/---

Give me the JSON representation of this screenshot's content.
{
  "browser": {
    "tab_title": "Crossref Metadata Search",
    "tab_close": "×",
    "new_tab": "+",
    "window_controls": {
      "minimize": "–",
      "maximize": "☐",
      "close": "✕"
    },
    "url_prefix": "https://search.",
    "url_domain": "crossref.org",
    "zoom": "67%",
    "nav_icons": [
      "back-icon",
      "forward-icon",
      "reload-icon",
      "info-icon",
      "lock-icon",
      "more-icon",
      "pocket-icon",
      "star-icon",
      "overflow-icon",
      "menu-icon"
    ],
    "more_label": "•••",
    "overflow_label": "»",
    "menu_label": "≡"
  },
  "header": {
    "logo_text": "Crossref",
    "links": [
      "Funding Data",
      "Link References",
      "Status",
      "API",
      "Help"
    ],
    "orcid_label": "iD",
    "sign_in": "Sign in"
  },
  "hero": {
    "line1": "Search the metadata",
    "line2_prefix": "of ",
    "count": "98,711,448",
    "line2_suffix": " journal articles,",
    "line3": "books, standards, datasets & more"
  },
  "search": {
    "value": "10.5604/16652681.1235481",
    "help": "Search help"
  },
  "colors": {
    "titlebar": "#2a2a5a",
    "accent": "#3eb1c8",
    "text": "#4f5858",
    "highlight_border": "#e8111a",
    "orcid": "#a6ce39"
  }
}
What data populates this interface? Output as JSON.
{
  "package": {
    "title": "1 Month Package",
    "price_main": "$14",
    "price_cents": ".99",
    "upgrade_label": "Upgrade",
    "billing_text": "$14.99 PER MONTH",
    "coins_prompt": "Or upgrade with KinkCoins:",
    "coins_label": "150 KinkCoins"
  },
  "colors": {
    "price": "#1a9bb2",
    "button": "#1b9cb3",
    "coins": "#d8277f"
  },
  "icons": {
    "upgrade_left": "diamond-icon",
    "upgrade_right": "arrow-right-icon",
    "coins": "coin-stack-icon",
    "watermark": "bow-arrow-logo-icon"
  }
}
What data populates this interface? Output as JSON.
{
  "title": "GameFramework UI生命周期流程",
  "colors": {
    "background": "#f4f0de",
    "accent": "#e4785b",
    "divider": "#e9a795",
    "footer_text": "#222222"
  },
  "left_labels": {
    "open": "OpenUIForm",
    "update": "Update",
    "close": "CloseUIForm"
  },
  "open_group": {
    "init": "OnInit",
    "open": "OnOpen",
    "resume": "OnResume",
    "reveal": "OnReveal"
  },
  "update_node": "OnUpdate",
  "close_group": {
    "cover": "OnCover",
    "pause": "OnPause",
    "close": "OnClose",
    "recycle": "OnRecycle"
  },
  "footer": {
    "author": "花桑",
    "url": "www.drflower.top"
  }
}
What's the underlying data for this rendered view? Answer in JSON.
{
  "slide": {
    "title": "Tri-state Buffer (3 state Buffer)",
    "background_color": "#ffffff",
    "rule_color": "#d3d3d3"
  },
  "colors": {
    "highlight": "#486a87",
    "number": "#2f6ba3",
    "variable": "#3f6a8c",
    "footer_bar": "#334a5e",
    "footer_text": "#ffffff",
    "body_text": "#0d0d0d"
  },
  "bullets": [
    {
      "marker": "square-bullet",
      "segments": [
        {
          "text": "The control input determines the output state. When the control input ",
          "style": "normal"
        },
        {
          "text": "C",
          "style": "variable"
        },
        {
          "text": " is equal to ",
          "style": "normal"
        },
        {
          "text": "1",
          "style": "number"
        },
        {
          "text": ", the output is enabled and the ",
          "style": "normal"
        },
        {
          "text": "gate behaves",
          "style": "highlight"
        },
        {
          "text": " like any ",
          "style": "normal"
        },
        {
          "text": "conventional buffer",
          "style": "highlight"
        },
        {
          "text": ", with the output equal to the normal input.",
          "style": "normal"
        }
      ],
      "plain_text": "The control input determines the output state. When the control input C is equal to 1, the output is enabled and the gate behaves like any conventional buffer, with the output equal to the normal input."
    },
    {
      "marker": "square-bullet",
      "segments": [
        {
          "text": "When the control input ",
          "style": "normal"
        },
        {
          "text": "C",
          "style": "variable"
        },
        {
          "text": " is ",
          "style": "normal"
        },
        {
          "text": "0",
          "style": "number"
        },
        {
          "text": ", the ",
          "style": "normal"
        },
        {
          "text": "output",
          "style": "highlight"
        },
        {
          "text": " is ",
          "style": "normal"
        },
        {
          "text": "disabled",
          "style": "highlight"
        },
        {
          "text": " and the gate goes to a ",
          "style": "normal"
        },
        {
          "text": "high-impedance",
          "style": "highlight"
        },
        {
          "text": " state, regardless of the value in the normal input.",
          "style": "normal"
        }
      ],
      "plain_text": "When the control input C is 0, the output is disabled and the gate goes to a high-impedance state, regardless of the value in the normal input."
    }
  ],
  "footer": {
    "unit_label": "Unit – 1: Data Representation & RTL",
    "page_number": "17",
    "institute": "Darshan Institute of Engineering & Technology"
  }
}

\---

Given problem: Search the entries for the word "JSON", then gather every line that has it.

Solution to the exercise:
Give me the JSON representation of this screenshot's content.
What data populates this interface? Output as JSON.
What data populates this interface? Output as JSON.
What's the underlying data for this rendered view? Answer in JSON.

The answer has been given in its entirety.